>>

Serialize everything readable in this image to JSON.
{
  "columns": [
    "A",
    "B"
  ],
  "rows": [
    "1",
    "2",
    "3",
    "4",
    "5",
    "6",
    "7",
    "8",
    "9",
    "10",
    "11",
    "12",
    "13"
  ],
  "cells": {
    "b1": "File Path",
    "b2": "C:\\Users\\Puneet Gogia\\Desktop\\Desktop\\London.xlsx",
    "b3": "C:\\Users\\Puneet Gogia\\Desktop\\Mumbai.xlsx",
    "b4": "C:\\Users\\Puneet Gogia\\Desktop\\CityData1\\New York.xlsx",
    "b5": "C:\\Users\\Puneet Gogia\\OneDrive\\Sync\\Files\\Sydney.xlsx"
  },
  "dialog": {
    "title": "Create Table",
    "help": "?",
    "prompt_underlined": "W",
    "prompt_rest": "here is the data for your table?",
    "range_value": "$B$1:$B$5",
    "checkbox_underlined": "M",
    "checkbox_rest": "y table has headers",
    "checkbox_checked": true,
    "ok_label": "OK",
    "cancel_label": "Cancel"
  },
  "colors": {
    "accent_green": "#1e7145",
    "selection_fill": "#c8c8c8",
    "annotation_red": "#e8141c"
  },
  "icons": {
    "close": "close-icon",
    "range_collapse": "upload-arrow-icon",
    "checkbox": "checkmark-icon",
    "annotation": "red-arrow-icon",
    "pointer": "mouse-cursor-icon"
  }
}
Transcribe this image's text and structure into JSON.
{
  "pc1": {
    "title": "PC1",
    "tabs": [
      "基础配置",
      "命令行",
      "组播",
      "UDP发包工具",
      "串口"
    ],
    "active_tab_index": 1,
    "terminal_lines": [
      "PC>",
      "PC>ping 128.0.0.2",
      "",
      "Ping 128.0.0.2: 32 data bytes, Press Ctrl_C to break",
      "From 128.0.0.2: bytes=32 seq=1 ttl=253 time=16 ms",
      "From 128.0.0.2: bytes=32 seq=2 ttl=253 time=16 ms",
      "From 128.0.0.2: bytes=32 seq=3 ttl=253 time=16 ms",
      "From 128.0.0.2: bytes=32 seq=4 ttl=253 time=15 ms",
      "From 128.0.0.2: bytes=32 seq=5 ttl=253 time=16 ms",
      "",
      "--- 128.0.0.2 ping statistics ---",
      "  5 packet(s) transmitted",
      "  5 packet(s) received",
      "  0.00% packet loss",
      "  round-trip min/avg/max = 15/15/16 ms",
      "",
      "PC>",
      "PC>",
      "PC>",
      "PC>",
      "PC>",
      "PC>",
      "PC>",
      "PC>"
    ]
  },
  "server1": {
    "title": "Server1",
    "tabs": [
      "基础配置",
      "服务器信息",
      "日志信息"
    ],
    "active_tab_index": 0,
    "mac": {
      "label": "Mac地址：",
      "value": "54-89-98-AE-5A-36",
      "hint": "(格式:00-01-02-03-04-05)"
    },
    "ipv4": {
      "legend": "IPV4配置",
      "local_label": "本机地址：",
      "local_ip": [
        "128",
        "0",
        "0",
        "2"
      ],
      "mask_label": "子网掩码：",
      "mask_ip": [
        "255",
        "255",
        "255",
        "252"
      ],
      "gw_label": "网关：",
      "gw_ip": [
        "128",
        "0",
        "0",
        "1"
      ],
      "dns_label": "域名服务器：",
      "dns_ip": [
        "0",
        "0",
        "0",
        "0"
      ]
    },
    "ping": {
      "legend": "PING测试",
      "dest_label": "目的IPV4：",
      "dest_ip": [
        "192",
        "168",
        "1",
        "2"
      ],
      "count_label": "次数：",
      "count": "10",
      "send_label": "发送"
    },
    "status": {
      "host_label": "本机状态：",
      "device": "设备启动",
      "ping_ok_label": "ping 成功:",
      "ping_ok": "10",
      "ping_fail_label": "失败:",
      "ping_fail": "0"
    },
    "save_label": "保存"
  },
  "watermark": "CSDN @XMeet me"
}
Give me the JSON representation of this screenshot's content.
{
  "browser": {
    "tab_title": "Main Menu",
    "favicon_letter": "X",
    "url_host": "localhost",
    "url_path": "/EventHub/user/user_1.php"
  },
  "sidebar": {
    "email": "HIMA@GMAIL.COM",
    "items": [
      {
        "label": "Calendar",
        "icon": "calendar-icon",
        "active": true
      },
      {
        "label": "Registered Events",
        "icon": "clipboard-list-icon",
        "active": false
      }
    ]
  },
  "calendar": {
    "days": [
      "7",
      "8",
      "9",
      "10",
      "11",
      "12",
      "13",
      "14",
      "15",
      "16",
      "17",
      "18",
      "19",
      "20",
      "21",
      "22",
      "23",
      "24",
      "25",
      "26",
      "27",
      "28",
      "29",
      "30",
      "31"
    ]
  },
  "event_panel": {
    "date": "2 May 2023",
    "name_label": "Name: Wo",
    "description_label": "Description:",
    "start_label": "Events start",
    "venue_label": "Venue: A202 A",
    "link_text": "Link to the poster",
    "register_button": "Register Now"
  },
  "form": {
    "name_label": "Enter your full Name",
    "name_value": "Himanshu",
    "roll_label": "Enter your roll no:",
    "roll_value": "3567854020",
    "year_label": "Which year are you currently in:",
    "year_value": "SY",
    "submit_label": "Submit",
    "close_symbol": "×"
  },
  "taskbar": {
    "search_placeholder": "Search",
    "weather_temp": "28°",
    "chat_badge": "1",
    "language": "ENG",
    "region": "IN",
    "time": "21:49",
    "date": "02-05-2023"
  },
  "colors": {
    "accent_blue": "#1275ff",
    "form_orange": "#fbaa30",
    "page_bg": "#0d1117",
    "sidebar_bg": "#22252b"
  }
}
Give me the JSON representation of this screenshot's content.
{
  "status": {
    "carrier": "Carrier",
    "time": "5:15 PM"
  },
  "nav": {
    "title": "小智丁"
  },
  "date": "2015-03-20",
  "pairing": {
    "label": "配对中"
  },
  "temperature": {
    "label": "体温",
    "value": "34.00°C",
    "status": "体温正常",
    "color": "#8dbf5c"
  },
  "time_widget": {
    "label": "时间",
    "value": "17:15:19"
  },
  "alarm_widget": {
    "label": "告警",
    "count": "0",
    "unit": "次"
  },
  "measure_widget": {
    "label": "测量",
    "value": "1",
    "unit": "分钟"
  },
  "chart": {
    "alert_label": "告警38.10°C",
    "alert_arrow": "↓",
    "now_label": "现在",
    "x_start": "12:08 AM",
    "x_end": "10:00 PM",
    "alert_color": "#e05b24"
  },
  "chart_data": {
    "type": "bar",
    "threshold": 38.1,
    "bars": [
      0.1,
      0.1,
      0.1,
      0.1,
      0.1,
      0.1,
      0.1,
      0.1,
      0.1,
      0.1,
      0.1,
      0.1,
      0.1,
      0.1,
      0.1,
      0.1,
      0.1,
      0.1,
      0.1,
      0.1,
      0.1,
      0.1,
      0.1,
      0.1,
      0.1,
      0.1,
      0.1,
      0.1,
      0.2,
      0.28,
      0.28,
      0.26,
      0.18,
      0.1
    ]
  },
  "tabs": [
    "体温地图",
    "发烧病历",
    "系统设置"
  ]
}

<<

Please set down the whole listing above without altering a single line.

Result:
Serialize everything readable in this image to JSON.
{
  "columns": [
    "A",
    "B"
  ],
  "rows": [
    "1",
    "2",
    "3",
    "4",
    "5",
    "6",
    "7",
    "8",
    "9",
    "10",
    "11",
    "12",
    "13"
  ],
  "cells": {
    "b1": "File Path",
    "b2": "C:\\Users\\Puneet Gogia\\Desktop\\Desktop\\London.xlsx",
    "b3": "C:\\Users\\Puneet Gogia\\Desktop\\Mumbai.xlsx",
    "b4": "C:\\Users\\Puneet Gogia\\Desktop\\CityData1\\New York.xlsx",
    "b5": "C:\\Users\\Puneet Gogia\\OneDrive\\Sync\\Files\\Sydney.xlsx"
  },
  "dialog": {
    "title": "Create Table",
    "help": "?",
    "prompt_underlined": "W",
    "prompt_rest": "here is the data for your table?",
    "range_value": "$B$1:$B$5",
    "checkbox_underlined": "M",
    "checkbox_rest": "y table has headers",
    "checkbox_checked": true,
    "ok_label": "OK",
    "cancel_label": "Cancel"
  },
  "colors": {
    "accent_green": "#1e7145",
    "selection_fill": "#c8c8c8",
    "annotation_red": "#e8141c"
  },
  "icons": {
    "close": "close-icon",
    "range_collapse": "upload-arrow-icon",
    "checkbox": "checkmark-icon",
    "annotation": "red-arrow-icon",
    "pointer": "mouse-cursor-icon"
  }
}
Transcribe this image's text and structure into JSON.
{
  "pc1": {
    "title": "PC1",
    "tabs": [
      "基础配置",
      "命令行",
      "组播",
      "UDP发包工具",
      "串口"
    ],
    "active_tab_index": 1,
    "terminal_lines": [
      "PC>",
      "PC>ping 128.0.0.2",
      "",
      "Ping 128.0.0.2: 32 data bytes, Press Ctrl_C to break",
      "From 128.0.0.2: bytes=32 seq=1 ttl=253 time=16 ms",
      "From 128.0.0.2: bytes=32 seq=2 ttl=253 time=16 ms",
      "From 128.0.0.2: bytes=32 seq=3 ttl=253 time=16 ms",
      "From 128.0.0.2: bytes=32 seq=4 ttl=253 time=15 ms",
      "From 128.0.0.2: bytes=32 seq=5 ttl=253 time=16 ms",
      "",
      "--- 128.0.0.2 ping statistics ---",
      "  5 packet(s) transmitted",
      "  5 packet(s) received",
      "  0.00% packet loss",
      "  round-trip min/avg/max = 15/15/16 ms",
      "",
      "PC>",
      "PC>",
      "PC>",
      "PC>",
      "PC>",
      "PC>",
      "PC>",
      "PC>"
    ]
  },
  "server1": {
    "title": "Server1",
    "tabs": [
      "基础配置",
      "服务器信息",
      "日志信息"
    ],
    "active_tab_index": 0,
    "mac": {
      "label": "Mac地址：",
      "value": "54-89-98-AE-5A-36",
      "hint": "(格式:00-01-02-03-04-05)"
    },
    "ipv4": {
      "legend": "IPV4配置",
      "local_label": "本机地址：",
      "local_ip": [
        "128",
        "0",
        "0",
        "2"
      ],
      "mask_label": "子网掩码：",
      "mask_ip": [
        "255",
        "255",
        "255",
        "252"
      ],
      "gw_label": "网关：",
      "gw_ip": [
        "128",
        "0",
        "0",
        "1"
      ],
      "dns_label": "域名服务器：",
      "dns_ip": [
        "0",
        "0",
        "0",
        "0"
      ]
    },
    "ping": {
      "legend": "PING测试",
      "dest_label": "目的IPV4：",
      "dest_ip": [
        "192",
        "168",
        "1",
        "2"
      ],
      "count_label": "次数：",
      "count": "10",
      "send_label": "发送"
    },
    "status": {
      "host_label": "本机状态：",
      "device": "设备启动",
      "ping_ok_label": "ping 成功:",
      "ping_ok": "10",
      "ping_fail_label": "失败:",
      "ping_fail": "0"
    },
    "save_label": "保存"
  },
  "watermark": "CSDN @XMeet me"
}
Give me the JSON representation of this screenshot's content.
{
  "browser": {
    "tab_title": "Main Menu",
    "favicon_letter": "X",
    "url_host": "localhost",
    "url_path": "/EventHub/user/user_1.php"
  },
  "sidebar": {
    "email": "HIMA@GMAIL.COM",
    "items": [
      {
        "label": "Calendar",
        "icon": "calendar-icon",
        "active": true
      },
      {
        "label": "Registered Events",
        "icon": "clipboard-list-icon",
        "active": false
      }
    ]
  },
  "calendar": {
    "days": [
      "7",
      "8",
      "9",
      "10",
      "11",
      "12",
      "13",
      "14",
      "15",
      "16",
      "17",
      "18",
      "19",
      "20",
      "21",
      "22",
      "23",
      "24",
      "25",
      "26",
      "27",
      "28",
      "29",
      "30",
      "31"
    ]
  },
  "event_panel": {
    "date": "2 May 2023",
    "name_label": "Name: Wo",
    "description_label": "Description:",
    "start_label": "Events start",
    "venue_label": "Venue: A202 A",
    "link_text": "Link to the poster",
    "register_button": "Register Now"
  },
  "form": {
    "name_label": "Enter your full Name",
    "name_value": "Himanshu",
    "roll_label": "Enter your roll no:",
    "roll_value": "3567854020",
    "year_label": "Which year are you currently in:",
    "year_value": "SY",
    "submit_label": "Submit",
    "close_symbol": "×"
  },
  "taskbar": {
    "search_placeholder": "Search",
    "weather_temp": "28°",
    "chat_badge": "1",
    "language": "ENG",
    "region": "IN",
    "time": "21:49",
    "date": "02-05-2023"
  },
  "colors": {
    "accent_blue": "#1275ff",
    "form_orange": "#fbaa30",
    "page_bg": "#0d1117",
    "sidebar_bg": "#22252b"
  }
}
Give me the JSON representation of this screenshot's content.
{
  "status": {
    "carrier": "Carrier",
    "time": "5:15 PM"
  },
  "nav": {
    "title": "小智丁"
  },
  "date": "2015-03-20",
  "pairing": {
    "label": "配对中"
  },
  "temperature": {
    "label": "体温",
    "value": "34.00°C",
    "status": "体温正常",
    "color": "#8dbf5c"
  },
  "time_widget": {
    "label": "时间",
    "value": "17:15:19"
  },
  "alarm_widget": {
    "label": "告警",
    "count": "0",
    "unit": "次"
  },
  "measure_widget": {
    "label": "测量",
    "value": "1",
    "unit": "分钟"
  },
  "chart": {
    "alert_label": "告警38.10°C",
    "alert_arrow": "↓",
    "now_label": "现在",
    "x_start": "12:08 AM",
    "x_end": "10:00 PM",
    "alert_color": "#e05b24"
  },
  "chart_data": {
    "type": "bar",
    "threshold": 38.1,
    "bars": [
      0.1,
      0.1,
      0.1,
      0.1,
      0.1,
      0.1,
      0.1,
      0.1,
      0.1,
      0.1,
      0.1,
      0.1,
      0.1,
      0.1,
      0.1,
      0.1,
      0.1,
      0.1,
      0.1,
      0.1,
      0.1,
      0.1,
      0.1,
      0.1,
      0.1,
      0.1,
      0.1,
      0.1,
      0.2,
      0.28,
      0.28,
      0.26,
      0.18,
      0.1
    ]
  },
  "tabs": [
    "体温地图",
    "发烧病历",
    "系统设置"
  ]
}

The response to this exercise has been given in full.